Сам фонд искусств и арт-резиденция как его подразделение – международно прозрачная и безусловно эффективная модель работы. В то же время, будучи привнесенной из внешнего – и эмоционально очень далёкого – мира, она рискует превратиться в утопию, не найдя экономического якоря, необходимого для процветания апойкии. В текущей ситуации культурная инициатива не реализуется в чистом поле, но напрямую связывается с работающими и укорененными в месте процессами: виноградарством и виноделием.

Однако в экономической действительности виноделие – это не наследие античной культуры, а производство. Товарное и культурное производство существуют в разных парадигмах эффективности, и сохранение и развитие базового, экономически оправданного производства всегда будет приоритетом. Многолетний опыт сотрудничества с заводами в рамках программы Арт-резиденций Уральской биеннале позволил сделать вывод, что главная сложность в выстраивании продуктивных взаимоотношений – принципиально разное отношение ко времени. Для производства важны регулярность, четко отмеренная длительность каждого процесса, этапность, цикличность и, в конечном итоге, предсказуемость. Длительность этапов художественного производства мы можем предположить лишь условно, художественный процесс отличается временной эластичностью, которая со стороны может вызывать серьезное раздражение. Индустриальное производство (опустим некоторые исторически известные исключения) не способно на ускорение. Соблюдая ритм, оно уменьшает погрешность. Художественный процесс проявляет чудовищно высокую толерантность к риску, браку и даже к провалу: их ждут, но не предсказывают и редко предусматривают. Ведь ни один человек в здравом уме и твердой памяти не сможет заявить, что какая-то идея заболела пробковой болезнью, в то время как некоторые эксперты говорят о том, что каждая десятая бутылка вина с классической пробкой страдает этим недугом. Конечно, заранее никто не знает, какая именно.

Возможным рецептом для синхронизации могла бы стать адаптация импортированной модели либо выстраивание многочисленных мостиков между двумя процессами и двумя производствами через промежуточные среды. Такими могут быть маркетинг или туризм. Наиболее простыми механизмами здесь могут быть, например, создание концепта сувенирной линейки для магазина винодельни через дизайнерскую/арт-директорскую обработку «базы данных», которую собирают резиденты; интеграция с меню ресторана хотя бы на уровне пометки «рекомендовано художниками». Отдельно можно говорить о создании нарративных экскурсионных маршрутов по виноградникам, которые не были бы связаны с инсталляцией физических объектов, но основывались бы на «мифах и легендах», собранных/придуманных художниками. Противоположной альтернативой является создание условий для кратковременного размещения гостей через продюсирование арт-объектов, которые оснащены инфраструктурой проживания.

■ ■ ■ ■

--- ЗАДАНИЕ ---
Допишите следующую часть текста об арт-резиденции при винодельне, начиная сразу после его последнего предложения.

■ ■ ■ ■

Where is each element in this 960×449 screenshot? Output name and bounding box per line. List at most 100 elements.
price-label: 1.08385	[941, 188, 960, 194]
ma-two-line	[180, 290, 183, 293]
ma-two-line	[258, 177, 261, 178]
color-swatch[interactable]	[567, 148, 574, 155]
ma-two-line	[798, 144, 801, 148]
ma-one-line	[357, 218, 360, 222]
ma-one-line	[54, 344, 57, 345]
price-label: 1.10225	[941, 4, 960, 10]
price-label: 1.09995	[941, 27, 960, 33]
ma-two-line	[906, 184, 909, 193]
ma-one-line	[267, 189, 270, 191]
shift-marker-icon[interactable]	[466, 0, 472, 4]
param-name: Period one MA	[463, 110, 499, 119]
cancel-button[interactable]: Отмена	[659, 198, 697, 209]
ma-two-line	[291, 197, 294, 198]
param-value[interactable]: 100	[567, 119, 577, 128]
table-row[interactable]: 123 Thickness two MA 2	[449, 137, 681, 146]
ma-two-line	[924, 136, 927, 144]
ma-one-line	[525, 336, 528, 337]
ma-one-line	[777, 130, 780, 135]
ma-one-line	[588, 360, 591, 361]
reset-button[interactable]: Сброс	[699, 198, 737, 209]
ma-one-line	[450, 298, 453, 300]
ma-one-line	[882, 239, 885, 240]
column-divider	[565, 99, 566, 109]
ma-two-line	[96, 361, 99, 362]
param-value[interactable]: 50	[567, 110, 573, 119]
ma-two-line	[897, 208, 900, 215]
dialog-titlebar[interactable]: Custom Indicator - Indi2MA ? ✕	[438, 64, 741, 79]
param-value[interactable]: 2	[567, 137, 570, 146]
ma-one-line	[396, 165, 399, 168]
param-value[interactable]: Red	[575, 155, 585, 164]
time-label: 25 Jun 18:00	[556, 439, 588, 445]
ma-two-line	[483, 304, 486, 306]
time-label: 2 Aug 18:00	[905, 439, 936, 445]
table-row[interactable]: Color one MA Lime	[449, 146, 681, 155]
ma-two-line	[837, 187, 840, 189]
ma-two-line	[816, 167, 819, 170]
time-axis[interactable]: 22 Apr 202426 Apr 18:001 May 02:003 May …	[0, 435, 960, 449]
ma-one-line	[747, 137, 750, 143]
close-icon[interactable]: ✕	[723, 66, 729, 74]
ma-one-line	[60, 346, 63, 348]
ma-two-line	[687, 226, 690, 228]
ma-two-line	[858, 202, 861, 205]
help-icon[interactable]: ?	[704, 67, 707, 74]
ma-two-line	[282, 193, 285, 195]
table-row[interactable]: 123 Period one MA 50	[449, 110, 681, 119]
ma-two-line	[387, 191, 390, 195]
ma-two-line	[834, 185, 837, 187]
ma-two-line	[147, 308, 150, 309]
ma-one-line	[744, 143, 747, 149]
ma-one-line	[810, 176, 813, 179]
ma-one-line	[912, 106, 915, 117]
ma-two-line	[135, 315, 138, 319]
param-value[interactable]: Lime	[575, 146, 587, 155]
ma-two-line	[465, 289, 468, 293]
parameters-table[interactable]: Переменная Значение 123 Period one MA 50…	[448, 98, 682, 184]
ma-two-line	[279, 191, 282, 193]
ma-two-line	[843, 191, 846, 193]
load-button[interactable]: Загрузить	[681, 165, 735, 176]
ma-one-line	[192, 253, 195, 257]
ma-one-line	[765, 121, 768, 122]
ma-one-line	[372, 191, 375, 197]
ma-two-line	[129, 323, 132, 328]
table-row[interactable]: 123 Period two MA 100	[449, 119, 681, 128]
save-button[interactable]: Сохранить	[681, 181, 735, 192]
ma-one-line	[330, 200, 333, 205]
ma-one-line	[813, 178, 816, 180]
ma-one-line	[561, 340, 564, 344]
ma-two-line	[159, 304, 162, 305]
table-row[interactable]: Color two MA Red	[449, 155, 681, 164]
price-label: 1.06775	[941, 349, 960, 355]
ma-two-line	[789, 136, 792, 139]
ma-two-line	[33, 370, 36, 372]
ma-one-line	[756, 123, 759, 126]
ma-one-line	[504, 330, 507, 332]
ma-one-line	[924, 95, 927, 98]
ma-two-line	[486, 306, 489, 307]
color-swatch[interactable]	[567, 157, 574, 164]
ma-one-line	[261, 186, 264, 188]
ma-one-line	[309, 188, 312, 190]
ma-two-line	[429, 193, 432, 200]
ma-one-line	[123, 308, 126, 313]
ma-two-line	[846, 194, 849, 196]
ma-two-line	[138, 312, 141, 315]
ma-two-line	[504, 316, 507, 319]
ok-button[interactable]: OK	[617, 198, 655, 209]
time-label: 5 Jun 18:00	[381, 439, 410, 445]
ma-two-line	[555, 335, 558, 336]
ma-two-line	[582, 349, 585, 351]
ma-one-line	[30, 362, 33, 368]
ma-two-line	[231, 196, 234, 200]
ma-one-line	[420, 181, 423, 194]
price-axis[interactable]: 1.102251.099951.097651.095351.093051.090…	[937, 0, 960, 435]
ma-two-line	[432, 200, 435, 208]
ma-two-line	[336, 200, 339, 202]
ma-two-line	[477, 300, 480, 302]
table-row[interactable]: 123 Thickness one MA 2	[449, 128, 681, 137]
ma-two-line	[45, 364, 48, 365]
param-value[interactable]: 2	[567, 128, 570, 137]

■ ■ ■ ■

--- ОТВЕТ НИЖЕ ---
В то же самое время принципиально важно отделять проекты «буферной зоны» от собственно художественного процесса или процесса, происходящего в резиденции, поскольку эти проекты должны представлять из себя своего рода ассамбляж: сочетание нового и предсказуемого результата. Основным конвертируемым результатом работы буферной зоны является усложнение и расширение опыта зрителя, который абсолютно вписывается в существующие конвенции, пусть и превосходит ожидания.

Если же вернуться одновременно к художественному процессу и к важнейшей составляющей опыта гостеприимства, к дару, то нужно сказать, что результат художественного процесса лежит в поле дара. Именно поэтому он непредсказуем, он непредставим, возможно, его нет вовсе. Дар, возникающий между гостем и амфитрионом, взращённый по воле третьего – места. Этот дар – взаимность гостя и амфитриона, санкционированная местом. Возможно, этот дар есть не что иное, как любовь. Хотя бы потому, что так говорится:

«Любить – это давать то, чего не имеешь»[13].
[12] Выражение «Античность – колыбель европейской культуры/цивилизации» давно превратилось в штамп.
[13] Жак Лакан в «Направлении лечения и принципах его действенности» так афористически цитирует высказывание из «Пира» Платона.